## Source extract
= Beginning of Section =

In 2004, the Society launched a $30 million special targeted research campaign, Promise 2010, to fund four special initiatives. These include:

  • A nationwide MS database
  • An international study to correlate MS lesions to types of disease
  • The first collaborative MS Pediatric Centers of Excellence for children with MS
  • A collaborative research designed to speed nervous system repair and protection.

These investments in basic and applied MS research have made possible significant advancements towards finding effective treatments and improving diagnosis, rehabilitation, and symptomatic therapy for people with all forms of MS, as well as bringing us closer to a cure.

PROGRAMS
While the search for a cure continues, the Society helps keep families together despite the challenges of dealing with chronic illness. The Society funds more service programs for people with MS than any other MS organization in the world. It committed $125 million in 2006 to client programs to educate, empower, support, and inform people with MS and their families. Society programs address issues from the trauma of diagnosis to maintaining personal productivity, to meeting the challenges of old age with a chronic disabling disease. The Society offers over 60 educational brochures, more than 1,700 support groups, 1000 family programs, and 2,000 chapter-based educational programs to over 75,000 participants.

In addition, the home office offers InsideMS®, the Society's lifestyle magazine received by a half million readers six times a year, and Teen InsideMS® for young adults.

The Society funds more professional education programs than any other MS organization in the world. Through its clinical programs, the Society offers a full complement of literature and educational training to assist primary care physicians, neurologists, nurse practitioners and other health professionals stay current with new therapies and continuing MS research. Approximately, 6,000 health professionals a month visit the Society's specially designated Web site.

= End of Section =

## Assignment
Condense the paragraph in the passage on the Society's research and programs that begins "While the search for a cure continues" into a bulleted list, keeping its main facts.

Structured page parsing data
= Beginning of Section =

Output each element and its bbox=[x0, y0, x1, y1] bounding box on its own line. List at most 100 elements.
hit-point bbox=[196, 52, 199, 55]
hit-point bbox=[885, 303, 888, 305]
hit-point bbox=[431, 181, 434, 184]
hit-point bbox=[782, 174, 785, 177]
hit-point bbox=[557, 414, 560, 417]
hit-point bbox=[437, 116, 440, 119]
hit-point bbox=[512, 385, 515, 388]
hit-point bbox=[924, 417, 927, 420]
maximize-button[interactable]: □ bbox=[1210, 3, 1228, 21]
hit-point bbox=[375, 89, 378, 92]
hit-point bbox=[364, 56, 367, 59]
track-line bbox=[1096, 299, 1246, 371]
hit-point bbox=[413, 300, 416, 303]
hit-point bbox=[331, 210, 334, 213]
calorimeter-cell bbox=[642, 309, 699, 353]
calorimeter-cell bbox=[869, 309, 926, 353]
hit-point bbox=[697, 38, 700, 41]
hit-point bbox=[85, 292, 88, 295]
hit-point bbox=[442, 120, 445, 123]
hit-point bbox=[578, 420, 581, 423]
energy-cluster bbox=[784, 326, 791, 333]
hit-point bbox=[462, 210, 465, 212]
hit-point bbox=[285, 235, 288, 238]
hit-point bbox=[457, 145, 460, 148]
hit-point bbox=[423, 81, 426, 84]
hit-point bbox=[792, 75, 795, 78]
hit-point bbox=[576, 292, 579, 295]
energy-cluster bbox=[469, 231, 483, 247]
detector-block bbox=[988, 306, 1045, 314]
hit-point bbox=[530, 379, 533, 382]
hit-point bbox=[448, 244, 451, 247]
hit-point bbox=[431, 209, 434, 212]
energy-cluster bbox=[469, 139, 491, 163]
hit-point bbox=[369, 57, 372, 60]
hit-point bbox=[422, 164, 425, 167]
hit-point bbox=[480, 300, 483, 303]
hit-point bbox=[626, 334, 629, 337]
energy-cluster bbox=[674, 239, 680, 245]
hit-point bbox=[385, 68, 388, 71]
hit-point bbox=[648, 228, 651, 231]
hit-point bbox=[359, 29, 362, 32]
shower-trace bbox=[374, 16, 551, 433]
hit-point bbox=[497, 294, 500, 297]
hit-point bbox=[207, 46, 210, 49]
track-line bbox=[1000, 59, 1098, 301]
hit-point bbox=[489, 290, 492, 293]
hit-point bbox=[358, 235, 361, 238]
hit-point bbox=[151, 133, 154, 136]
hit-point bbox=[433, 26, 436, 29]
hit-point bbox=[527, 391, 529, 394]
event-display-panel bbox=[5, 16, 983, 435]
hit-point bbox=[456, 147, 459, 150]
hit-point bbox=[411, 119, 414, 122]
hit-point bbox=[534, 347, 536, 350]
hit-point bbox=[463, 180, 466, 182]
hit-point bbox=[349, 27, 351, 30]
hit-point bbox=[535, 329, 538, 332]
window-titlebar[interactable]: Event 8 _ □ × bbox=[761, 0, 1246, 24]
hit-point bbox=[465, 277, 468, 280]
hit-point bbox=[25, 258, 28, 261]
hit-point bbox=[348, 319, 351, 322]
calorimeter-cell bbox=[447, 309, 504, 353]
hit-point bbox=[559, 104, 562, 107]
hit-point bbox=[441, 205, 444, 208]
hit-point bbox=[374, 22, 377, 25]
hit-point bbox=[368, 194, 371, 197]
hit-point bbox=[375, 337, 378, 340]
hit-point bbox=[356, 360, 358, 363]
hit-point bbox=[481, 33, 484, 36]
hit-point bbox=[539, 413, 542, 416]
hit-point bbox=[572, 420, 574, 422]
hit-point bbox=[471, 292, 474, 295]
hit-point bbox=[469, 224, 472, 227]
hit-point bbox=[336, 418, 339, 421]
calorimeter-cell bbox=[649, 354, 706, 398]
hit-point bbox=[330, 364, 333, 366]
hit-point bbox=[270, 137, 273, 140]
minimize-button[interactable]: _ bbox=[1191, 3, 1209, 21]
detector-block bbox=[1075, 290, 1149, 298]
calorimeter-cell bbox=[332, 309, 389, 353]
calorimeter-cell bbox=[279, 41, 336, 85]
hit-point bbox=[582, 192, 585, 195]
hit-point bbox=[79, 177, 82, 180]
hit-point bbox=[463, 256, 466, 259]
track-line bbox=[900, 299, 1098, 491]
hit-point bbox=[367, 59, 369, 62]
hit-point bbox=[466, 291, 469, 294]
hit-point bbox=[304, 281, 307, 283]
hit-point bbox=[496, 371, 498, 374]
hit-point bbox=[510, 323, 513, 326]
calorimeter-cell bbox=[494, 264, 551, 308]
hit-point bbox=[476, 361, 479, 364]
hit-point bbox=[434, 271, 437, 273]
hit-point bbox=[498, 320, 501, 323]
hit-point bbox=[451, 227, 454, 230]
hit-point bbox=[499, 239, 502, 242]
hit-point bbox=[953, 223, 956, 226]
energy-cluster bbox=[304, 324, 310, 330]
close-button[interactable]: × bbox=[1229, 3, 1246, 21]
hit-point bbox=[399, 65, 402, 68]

= End of Section =

## Your solution
- The Society helps keep families together despite the challenges of chronic illness.
- It funds more service programs for people with MS than any other MS organization in the world.
- In 2006 it committed $125 million to client programs that educate, empower, support, and inform people with MS and their families.
- Its programs cover issues from the trauma of diagnosis to maintaining personal productivity and meeting the challenges of old age with a chronic disabling disease.
- It offers over 60 educational brochures, more than 1,700 support groups, 1000 family programs, and 2,000 chapter-based educational programs to over 75,000 participants.